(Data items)

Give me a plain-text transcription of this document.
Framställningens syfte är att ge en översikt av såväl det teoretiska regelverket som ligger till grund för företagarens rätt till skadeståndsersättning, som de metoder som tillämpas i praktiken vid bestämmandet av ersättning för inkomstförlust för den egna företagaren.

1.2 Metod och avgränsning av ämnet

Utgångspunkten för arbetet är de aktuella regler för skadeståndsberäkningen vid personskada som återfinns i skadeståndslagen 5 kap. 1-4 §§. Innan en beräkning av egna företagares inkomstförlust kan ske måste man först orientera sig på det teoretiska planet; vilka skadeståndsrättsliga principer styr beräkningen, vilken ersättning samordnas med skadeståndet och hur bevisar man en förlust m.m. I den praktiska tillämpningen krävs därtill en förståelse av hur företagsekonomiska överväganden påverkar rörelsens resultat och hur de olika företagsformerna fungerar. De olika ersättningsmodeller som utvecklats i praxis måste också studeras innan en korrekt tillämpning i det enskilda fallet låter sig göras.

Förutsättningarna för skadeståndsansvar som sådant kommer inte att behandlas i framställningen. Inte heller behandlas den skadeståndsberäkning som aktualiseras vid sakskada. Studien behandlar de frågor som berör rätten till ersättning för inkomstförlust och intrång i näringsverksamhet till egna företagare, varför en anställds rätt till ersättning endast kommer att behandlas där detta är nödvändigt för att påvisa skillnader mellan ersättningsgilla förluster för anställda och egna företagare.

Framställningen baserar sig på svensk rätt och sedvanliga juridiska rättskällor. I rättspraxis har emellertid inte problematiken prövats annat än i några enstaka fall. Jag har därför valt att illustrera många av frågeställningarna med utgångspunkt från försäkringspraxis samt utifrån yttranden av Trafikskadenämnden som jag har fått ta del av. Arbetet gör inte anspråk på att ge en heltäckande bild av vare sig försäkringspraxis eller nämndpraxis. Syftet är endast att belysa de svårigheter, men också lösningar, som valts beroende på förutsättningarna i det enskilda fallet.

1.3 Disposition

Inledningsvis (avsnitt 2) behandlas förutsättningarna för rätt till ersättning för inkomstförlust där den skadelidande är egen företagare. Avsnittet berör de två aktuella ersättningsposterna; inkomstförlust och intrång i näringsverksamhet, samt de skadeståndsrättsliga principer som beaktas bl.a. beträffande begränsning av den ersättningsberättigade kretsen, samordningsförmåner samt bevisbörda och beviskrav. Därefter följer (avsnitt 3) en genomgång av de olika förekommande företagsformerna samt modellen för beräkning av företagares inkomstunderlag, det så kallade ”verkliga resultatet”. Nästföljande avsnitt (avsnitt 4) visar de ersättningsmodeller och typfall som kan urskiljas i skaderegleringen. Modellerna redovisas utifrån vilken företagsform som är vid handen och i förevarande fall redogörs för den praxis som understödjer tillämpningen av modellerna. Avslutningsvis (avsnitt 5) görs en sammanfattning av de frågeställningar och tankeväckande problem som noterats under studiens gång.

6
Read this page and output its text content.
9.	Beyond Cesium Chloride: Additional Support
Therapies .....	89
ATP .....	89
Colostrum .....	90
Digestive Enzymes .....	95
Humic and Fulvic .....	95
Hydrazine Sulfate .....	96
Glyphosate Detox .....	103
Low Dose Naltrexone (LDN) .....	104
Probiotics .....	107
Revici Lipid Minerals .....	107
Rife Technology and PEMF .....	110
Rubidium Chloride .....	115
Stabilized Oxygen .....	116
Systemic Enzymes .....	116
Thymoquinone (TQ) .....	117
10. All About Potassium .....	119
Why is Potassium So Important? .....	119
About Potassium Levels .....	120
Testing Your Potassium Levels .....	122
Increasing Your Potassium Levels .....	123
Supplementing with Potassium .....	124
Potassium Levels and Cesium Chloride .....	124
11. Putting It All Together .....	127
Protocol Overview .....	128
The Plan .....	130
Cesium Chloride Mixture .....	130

*Problem details*
Tally up the lines of the data above where the string "Enzymes" appears, and give only the count.

*Answer section*
2